Randolph Bedford (born George Randolph Bedford 27 June 1868 – 7 July 1941) was an Australian poet, novelist, short story writer and Queensland state politician.

Early life
Bedford was born in Camperdown, Sydney, the son of Alfred Bedford, who migrated from Yorkshire, England in 1859 and obtained work as a house painter.

He was educated at the Newtown state school. At the age of 14, he worked with a Sydney solicitors firm as an office-boy. At 16 years of age he worked in the western district of New South Wales, shooting rabbits. He carried copies of Carlyle's French Revolution, Shakespeare and the Bible. He worked for a year as a clerk in Hay and joined up with a repertory company run by Edmund Duggan, in Wagga Wagga.

Literary career
Bedford had a short story accepted by The Bulletin in 1886, the first of many contributions. In 1888 he worked for a time on the Argus (Broken Hill, NSW), and in 1889 on The Age, Melbourne for about two years.

__Provided data__
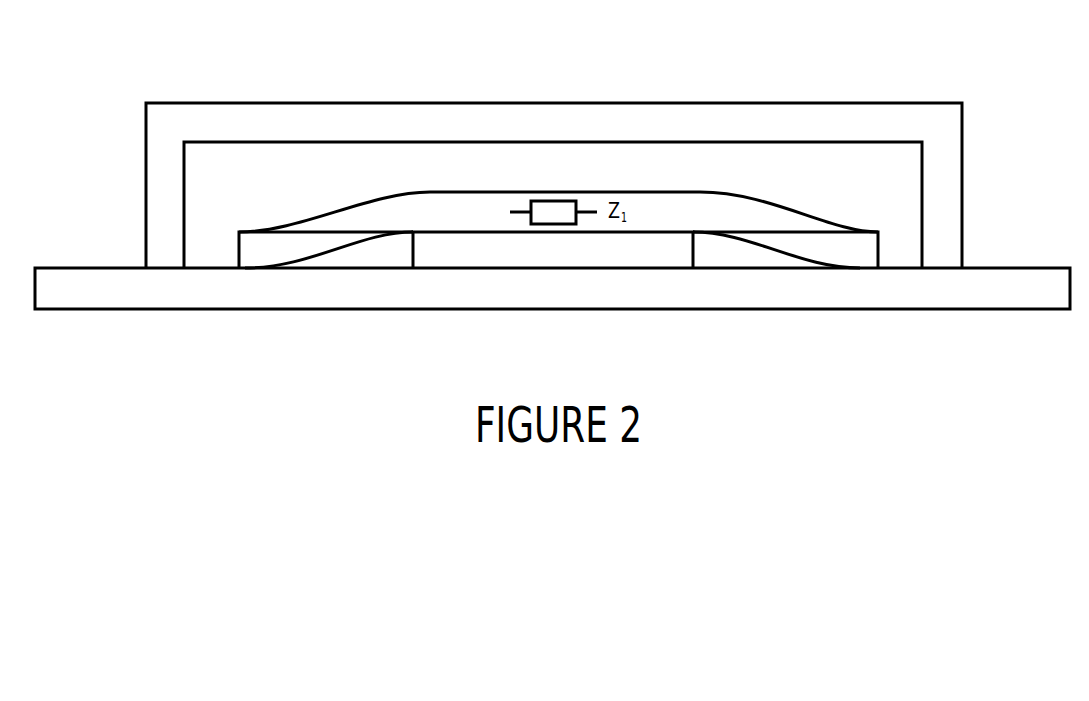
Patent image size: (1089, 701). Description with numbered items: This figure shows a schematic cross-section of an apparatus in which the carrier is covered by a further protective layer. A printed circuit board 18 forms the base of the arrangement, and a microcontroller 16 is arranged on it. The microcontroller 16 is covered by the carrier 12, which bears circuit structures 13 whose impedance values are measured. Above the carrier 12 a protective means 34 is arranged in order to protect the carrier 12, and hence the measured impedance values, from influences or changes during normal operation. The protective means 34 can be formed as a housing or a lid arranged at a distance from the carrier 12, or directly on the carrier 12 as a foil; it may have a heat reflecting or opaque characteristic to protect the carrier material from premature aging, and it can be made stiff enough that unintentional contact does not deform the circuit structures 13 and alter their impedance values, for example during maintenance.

__The problem__
Could you carry on the Randolph Bedford biography, starting after its last sentence? The listing has nothing to do with this work.

__Result below__
Freelancing followed, verse, short stories and sketches, written while travelling in Australia searching for payable mining fields. From 1901 to 1904 Bedford was in Europe and wrote a series of travel sketches. In 1916 these were collected and published under the title of Explorations in Civilization. His first novel, True Eyes and the Whirlwind, appeared in London in 1903, and his Snare of Strength was published two years later. Three short novels appeared afterwards in the Bookstall series, Billy Pagan, Mining Engineer (1911), The Silver Star (1917) and Aladdin and the Boss Cockie (1919), the latter also adapted into a play in four acts. He had also made a collection of his Bulletin verse in 1904, however the unbound sheets were all burned during a fire at the printers, except about six copies which were bound without title-page and apparently given to friends. A few years before his death, Bedford stated that he did not regret the fire as some of the verses included "could only be excused on account of his extreme youth at the time of writing". He was then preparing a selection of his verse for the press which, however, was not published. Other short stories included: Fourteen Fathoms by Quetta Rock and The Language of Animals.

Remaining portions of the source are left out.